● **REQUIRED TASK**
Make an exact copy of the records, with the pictures left out.

● **RAW DATA**
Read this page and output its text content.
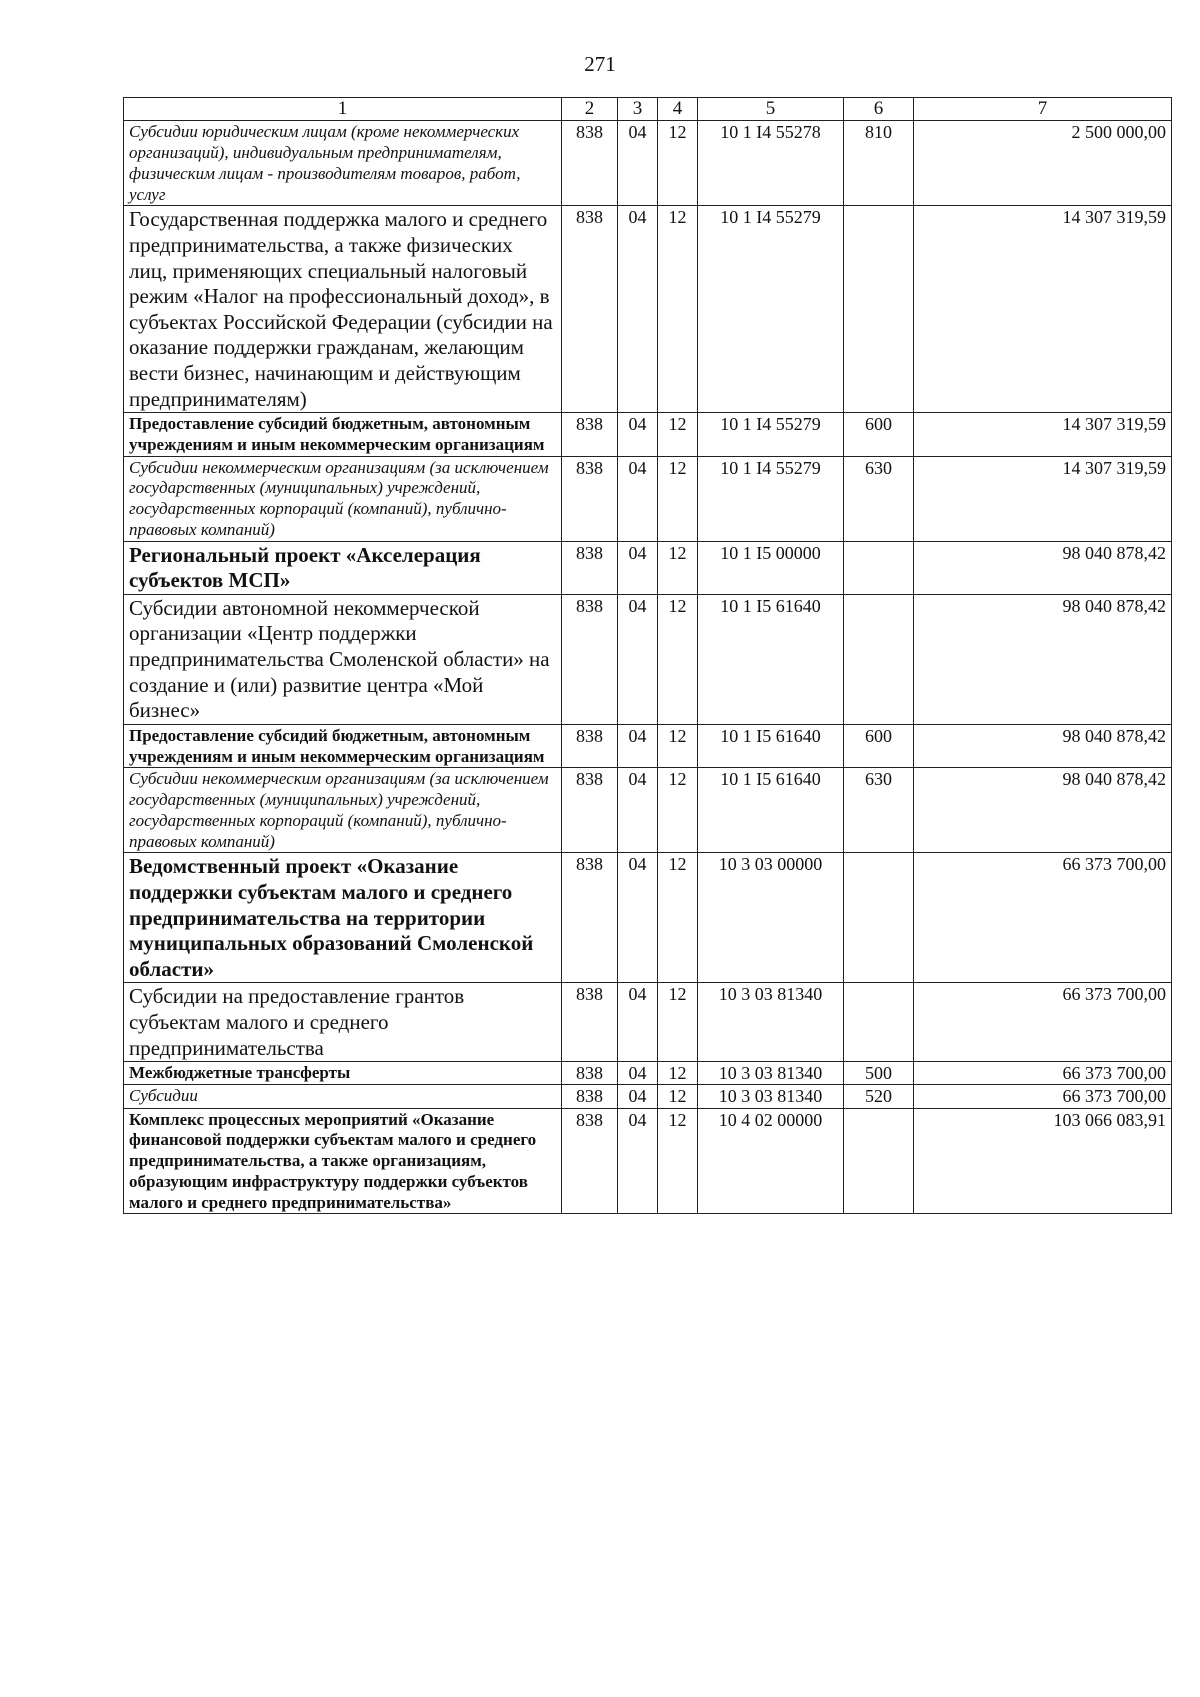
271
1	2	3	4	5	6	7
Субсидии юридическим лицам (кроме некоммерческих организаций), индивидуальным предпринимателям, физическим лицам - производителям товаров, работ, услуг	838	04	12	10 1 I4 55278	810	2 500 000,00
Государственная поддержка малого и среднего предпринимательства, а также физических лиц, применяющих специальный налоговый режим «Налог на профессиональный доход», в субъектах Российской Федерации (субсидии на оказание поддержки гражданам, желающим вести бизнес, начинающим и действующим предпринимателям)	838	04	12	10 1 I4 55279		14 307 319,59
Предоставление субсидий бюджетным, автономным учреждениям и иным некоммерческим организациям	838	04	12	10 1 I4 55279	600	14 307 319,59
Субсидии некоммерческим организациям (за исключением государственных (муниципальных) учреждений, государственных корпораций (компаний), публично-правовых компаний)	838	04	12	10 1 I4 55279	630	14 307 319,59
Региональный проект «Акселерация субъектов МСП»	838	04	12	10 1 I5 00000		98 040 878,42
Субсидии автономной некоммерческой организации «Центр поддержки предпринимательства Смоленской области» на создание и (или) развитие центра «Мой бизнес»	838	04	12	10 1 I5 61640		98 040 878,42
Предоставление субсидий бюджетным, автономным учреждениям и иным некоммерческим организациям	838	04	12	10 1 I5 61640	600	98 040 878,42
Субсидии некоммерческим организациям (за исключением государственных (муниципальных) учреждений, государственных корпораций (компаний), публично-правовых компаний)	838	04	12	10 1 I5 61640	630	98 040 878,42
Ведомственный проект «Оказание поддержки субъектам малого и среднего предпринимательства на территории муниципальных образований Смоленской области»	838	04	12	10 3 03 00000		66 373 700,00
Субсидии на предоставление грантов субъектам малого и среднего предпринимательства	838	04	12	10 3 03 81340		66 373 700,00
Межбюджетные трансферты	838	04	12	10 3 03 81340	500	66 373 700,00
Субсидии	838	04	12	10 3 03 81340	520	66 373 700,00
Комплекс процессных мероприятий «Оказание финансовой поддержки субъектам малого и среднего предпринимательства, а также организациям, образующим инфраструктуру поддержки субъектов малого и среднего предпринимательства»	838	04	12	10 4 02 00000		103 066 083,91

● **RESPONSE TO THE EXERCISE**
Read this page and output its text content.
271
1	2	3	4	5	6	7
Субсидии юридическим лицам (кроме некоммерческих организаций), индивидуальным предпринимателям, физическим лицам - производителям товаров, работ, услуг	838	04	12	10 1 I4 55278	810	2 500 000,00
Государственная поддержка малого и среднего предпринимательства, а также физических лиц, применяющих специальный налоговый режим «Налог на профессиональный доход», в субъектах Российской Федерации (субсидии на оказание поддержки гражданам, желающим вести бизнес, начинающим и действующим предпринимателям)	838	04	12	10 1 I4 55279		14 307 319,59
Предоставление субсидий бюджетным, автономным учреждениям и иным некоммерческим организациям	838	04	12	10 1 I4 55279	600	14 307 319,59
Субсидии некоммерческим организациям (за исключением государственных (муниципальных) учреждений, государственных корпораций (компаний), публично-правовых компаний)	838	04	12	10 1 I4 55279	630	14 307 319,59
Региональный проект «Акселерация субъектов МСП»	838	04	12	10 1 I5 00000		98 040 878,42
Субсидии автономной некоммерческой организации «Центр поддержки предпринимательства Смоленской области» на создание и (или) развитие центра «Мой бизнес»	838	04	12	10 1 I5 61640		98 040 878,42
Предоставление субсидий бюджетным, автономным учреждениям и иным некоммерческим организациям	838	04	12	10 1 I5 61640	600	98 040 878,42
Субсидии некоммерческим организациям (за исключением государственных (муниципальных) учреждений, государственных корпораций (компаний), публично-правовых компаний)	838	04	12	10 1 I5 61640	630	98 040 878,42
Ведомственный проект «Оказание поддержки субъектам малого и среднего предпринимательства на территории муниципальных образований Смоленской области»	838	04	12	10 3 03 00000		66 373 700,00
Субсидии на предоставление грантов субъектам малого и среднего предпринимательства	838	04	12	10 3 03 81340		66 373 700,00
Межбюджетные трансферты	838	04	12	10 3 03 81340	500	66 373 700,00
Субсидии	838	04	12	10 3 03 81340	520	66 373 700,00
Комплекс процессных мероприятий «Оказание финансовой поддержки субъектам малого и среднего предпринимательства, а также организациям, образующим инфраструктуру поддержки субъектов малого и среднего предпринимательства»	838	04	12	10 4 02 00000		103 066 083,91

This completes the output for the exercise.